::: Data excerpts :::

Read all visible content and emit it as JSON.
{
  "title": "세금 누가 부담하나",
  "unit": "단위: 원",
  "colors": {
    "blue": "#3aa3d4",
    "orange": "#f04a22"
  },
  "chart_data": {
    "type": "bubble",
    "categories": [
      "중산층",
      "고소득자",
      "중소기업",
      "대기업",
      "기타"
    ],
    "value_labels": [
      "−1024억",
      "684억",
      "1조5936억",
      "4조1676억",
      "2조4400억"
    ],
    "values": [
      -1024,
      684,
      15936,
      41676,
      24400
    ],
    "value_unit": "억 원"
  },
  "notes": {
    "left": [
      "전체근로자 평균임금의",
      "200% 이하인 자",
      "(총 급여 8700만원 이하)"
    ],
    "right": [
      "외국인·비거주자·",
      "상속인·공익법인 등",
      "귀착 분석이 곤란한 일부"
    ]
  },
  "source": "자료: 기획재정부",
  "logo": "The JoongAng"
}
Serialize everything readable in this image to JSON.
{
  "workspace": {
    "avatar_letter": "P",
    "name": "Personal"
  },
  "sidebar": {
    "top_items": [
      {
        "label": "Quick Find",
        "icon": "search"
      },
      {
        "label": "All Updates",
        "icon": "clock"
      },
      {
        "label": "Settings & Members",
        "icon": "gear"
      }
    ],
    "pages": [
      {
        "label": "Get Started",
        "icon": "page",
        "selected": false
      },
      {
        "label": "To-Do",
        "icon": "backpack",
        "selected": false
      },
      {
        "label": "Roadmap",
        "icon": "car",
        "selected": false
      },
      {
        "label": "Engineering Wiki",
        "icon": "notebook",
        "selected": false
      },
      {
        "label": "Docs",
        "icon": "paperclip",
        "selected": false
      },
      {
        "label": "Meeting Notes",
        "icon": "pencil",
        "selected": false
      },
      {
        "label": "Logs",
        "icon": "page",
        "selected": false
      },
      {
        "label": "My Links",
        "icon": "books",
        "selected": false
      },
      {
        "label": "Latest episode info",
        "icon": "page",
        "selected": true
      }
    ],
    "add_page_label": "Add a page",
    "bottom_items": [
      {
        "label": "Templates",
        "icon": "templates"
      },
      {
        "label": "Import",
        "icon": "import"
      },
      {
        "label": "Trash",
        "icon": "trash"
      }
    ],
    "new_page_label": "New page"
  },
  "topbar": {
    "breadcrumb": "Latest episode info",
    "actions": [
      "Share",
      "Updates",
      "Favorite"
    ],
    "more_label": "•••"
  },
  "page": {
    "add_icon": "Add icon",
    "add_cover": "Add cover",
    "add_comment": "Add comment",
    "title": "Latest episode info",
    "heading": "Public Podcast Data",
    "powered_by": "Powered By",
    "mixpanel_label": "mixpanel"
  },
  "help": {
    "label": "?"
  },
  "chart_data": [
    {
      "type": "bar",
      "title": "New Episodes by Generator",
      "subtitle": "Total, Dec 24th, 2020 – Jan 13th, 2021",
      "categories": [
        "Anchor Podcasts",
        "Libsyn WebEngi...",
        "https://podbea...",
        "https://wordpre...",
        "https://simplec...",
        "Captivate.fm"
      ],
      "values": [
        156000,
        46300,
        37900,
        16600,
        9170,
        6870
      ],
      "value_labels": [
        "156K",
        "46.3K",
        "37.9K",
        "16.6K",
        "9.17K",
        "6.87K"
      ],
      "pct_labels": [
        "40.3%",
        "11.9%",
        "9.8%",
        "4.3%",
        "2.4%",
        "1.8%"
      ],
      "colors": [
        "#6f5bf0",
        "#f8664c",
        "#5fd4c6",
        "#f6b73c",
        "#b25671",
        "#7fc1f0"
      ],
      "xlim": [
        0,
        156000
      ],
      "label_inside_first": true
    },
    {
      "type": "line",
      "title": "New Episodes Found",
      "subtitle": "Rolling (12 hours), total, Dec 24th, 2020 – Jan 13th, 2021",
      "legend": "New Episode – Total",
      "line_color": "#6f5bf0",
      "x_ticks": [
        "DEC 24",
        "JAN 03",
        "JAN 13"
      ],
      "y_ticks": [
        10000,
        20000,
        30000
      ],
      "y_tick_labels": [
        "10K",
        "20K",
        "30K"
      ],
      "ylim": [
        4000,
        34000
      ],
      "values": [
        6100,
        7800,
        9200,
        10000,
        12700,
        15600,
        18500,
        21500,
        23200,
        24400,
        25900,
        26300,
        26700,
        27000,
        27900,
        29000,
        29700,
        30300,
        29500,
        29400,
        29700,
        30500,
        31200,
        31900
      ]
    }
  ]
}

:::

## Objective
Write out every record shown above, word for word.

## Written reply
Read all visible content and emit it as JSON.
{
  "title": "세금 누가 부담하나",
  "unit": "단위: 원",
  "colors": {
    "blue": "#3aa3d4",
    "orange": "#f04a22"
  },
  "chart_data": {
    "type": "bubble",
    "categories": [
      "중산층",
      "고소득자",
      "중소기업",
      "대기업",
      "기타"
    ],
    "value_labels": [
      "−1024억",
      "684억",
      "1조5936억",
      "4조1676억",
      "2조4400억"
    ],
    "values": [
      -1024,
      684,
      15936,
      41676,
      24400
    ],
    "value_unit": "억 원"
  },
  "notes": {
    "left": [
      "전체근로자 평균임금의",
      "200% 이하인 자",
      "(총 급여 8700만원 이하)"
    ],
    "right": [
      "외국인·비거주자·",
      "상속인·공익법인 등",
      "귀착 분석이 곤란한 일부"
    ]
  },
  "source": "자료: 기획재정부",
  "logo": "The JoongAng"
}
Serialize everything readable in this image to JSON.
{
  "workspace": {
    "avatar_letter": "P",
    "name": "Personal"
  },
  "sidebar": {
    "top_items": [
      {
        "label": "Quick Find",
        "icon": "search"
      },
      {
        "label": "All Updates",
        "icon": "clock"
      },
      {
        "label": "Settings & Members",
        "icon": "gear"
      }
    ],
    "pages": [
      {
        "label": "Get Started",
        "icon": "page",
        "selected": false
      },
      {
        "label": "To-Do",
        "icon": "backpack",
        "selected": false
      },
      {
        "label": "Roadmap",
        "icon": "car",
        "selected": false
      },
      {
        "label": "Engineering Wiki",
        "icon": "notebook",
        "selected": false
      },
      {
        "label": "Docs",
        "icon": "paperclip",
        "selected": false
      },
      {
        "label": "Meeting Notes",
        "icon": "pencil",
        "selected": false
      },
      {
        "label": "Logs",
        "icon": "page",
        "selected": false
      },
      {
        "label": "My Links",
        "icon": "books",
        "selected": false
      },
      {
        "label": "Latest episode info",
        "icon": "page",
        "selected": true
      }
    ],
    "add_page_label": "Add a page",
    "bottom_items": [
      {
        "label": "Templates",
        "icon": "templates"
      },
      {
        "label": "Import",
        "icon": "import"
      },
      {
        "label": "Trash",
        "icon": "trash"
      }
    ],
    "new_page_label": "New page"
  },
  "topbar": {
    "breadcrumb": "Latest episode info",
    "actions": [
      "Share",
      "Updates",
      "Favorite"
    ],
    "more_label": "•••"
  },
  "page": {
    "add_icon": "Add icon",
    "add_cover": "Add cover",
    "add_comment": "Add comment",
    "title": "Latest episode info",
    "heading": "Public Podcast Data",
    "powered_by": "Powered By",
    "mixpanel_label": "mixpanel"
  },
  "help": {
    "label": "?"
  },
  "chart_data": [
    {
      "type": "bar",
      "title": "New Episodes by Generator",
      "subtitle": "Total, Dec 24th, 2020 – Jan 13th, 2021",
      "categories": [
        "Anchor Podcasts",
        "Libsyn WebEngi...",
        "https://podbea...",
        "https://wordpre...",
        "https://simplec...",
        "Captivate.fm"
      ],
      "values": [
        156000,
        46300,
        37900,
        16600,
        9170,
        6870
      ],
      "value_labels": [
        "156K",
        "46.3K",
        "37.9K",
        "16.6K",
        "9.17K",
        "6.87K"
      ],
      "pct_labels": [
        "40.3%",
        "11.9%",
        "9.8%",
        "4.3%",
        "2.4%",
        "1.8%"
      ],
      "colors": [
        "#6f5bf0",
        "#f8664c",
        "#5fd4c6",
        "#f6b73c",
        "#b25671",
        "#7fc1f0"
      ],
      "xlim": [
        0,
        156000
      ],
      "label_inside_first": true
    },
    {
      "type": "line",
      "title": "New Episodes Found",
      "subtitle": "Rolling (12 hours), total, Dec 24th, 2020 – Jan 13th, 2021",
      "legend": "New Episode – Total",
      "line_color": "#6f5bf0",
      "x_ticks": [
        "DEC 24",
        "JAN 03",
        "JAN 13"
      ],
      "y_ticks": [
        10000,
        20000,
        30000
      ],
      "y_tick_labels": [
        "10K",
        "20K",
        "30K"
      ],
      "ylim": [
        4000,
        34000
      ],
      "values": [
        6100,
        7800,
        9200,
        10000,
        12700,
        15600,
        18500,
        21500,
        23200,
        24400,
        25900,
        26300,
        26700,
        27000,
        27900,
        29000,
        29700,
        30300,
        29500,
        29400,
        29700,
        30500,
        31200,
        31900
      ]
    }
  ]
}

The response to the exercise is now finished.